(AIM OF THE EXERCISE): Every line of the data must be copied exactly.

>> start MATERIAL SHOWN

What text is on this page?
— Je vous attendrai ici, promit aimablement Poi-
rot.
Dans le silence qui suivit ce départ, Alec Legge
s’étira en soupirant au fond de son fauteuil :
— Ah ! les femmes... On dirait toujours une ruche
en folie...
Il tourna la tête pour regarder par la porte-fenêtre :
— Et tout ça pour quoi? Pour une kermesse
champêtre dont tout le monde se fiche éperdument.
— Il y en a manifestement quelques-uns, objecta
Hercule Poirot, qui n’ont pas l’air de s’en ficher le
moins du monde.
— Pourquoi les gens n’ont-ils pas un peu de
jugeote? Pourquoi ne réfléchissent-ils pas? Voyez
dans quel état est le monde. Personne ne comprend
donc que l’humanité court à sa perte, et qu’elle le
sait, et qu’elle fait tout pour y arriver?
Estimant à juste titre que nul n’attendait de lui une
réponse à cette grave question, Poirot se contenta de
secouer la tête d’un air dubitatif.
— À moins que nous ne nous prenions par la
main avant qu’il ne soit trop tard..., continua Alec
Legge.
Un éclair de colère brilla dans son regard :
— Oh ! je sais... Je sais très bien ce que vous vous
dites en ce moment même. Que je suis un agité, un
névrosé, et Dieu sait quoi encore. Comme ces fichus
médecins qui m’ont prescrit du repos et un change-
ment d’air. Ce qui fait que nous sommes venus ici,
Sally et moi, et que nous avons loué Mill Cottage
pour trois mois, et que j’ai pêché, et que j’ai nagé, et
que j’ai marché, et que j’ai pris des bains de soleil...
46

>> end MATERIAL SHOWN

(WORKED SOLUTION):
What text is on this page?
— Je vous attendrai ici, promit aimablement Poi-
rot.
Dans le silence qui suivit ce départ, Alec Legge
s’étira en soupirant au fond de son fauteuil :
— Ah ! les femmes... On dirait toujours une ruche
en folie...
Il tourna la tête pour regarder par la porte-fenêtre :
— Et tout ça pour quoi? Pour une kermesse
champêtre dont tout le monde se fiche éperdument.
— Il y en a manifestement quelques-uns, objecta
Hercule Poirot, qui n’ont pas l’air de s’en ficher le
moins du monde.
— Pourquoi les gens n’ont-ils pas un peu de
jugeote? Pourquoi ne réfléchissent-ils pas? Voyez
dans quel état est le monde. Personne ne comprend
donc que l’humanité court à sa perte, et qu’elle le
sait, et qu’elle fait tout pour y arriver?
Estimant à juste titre que nul n’attendait de lui une
réponse à cette grave question, Poirot se contenta de
secouer la tête d’un air dubitatif.
— À moins que nous ne nous prenions par la
main avant qu’il ne soit trop tard..., continua Alec
Legge.
Un éclair de colère brilla dans son regard :
— Oh ! je sais... Je sais très bien ce que vous vous
dites en ce moment même. Que je suis un agité, un
névrosé, et Dieu sait quoi encore. Comme ces fichus
médecins qui m’ont prescrit du repos et un change-
ment d’air. Ce qui fait que nous sommes venus ici,
Sally et moi, et que nous avons loué Mill Cottage
pour trois mois, et que j’ai pêché, et que j’ai nagé, et
que j’ai marché, et que j’ai pris des bains de soleil...
46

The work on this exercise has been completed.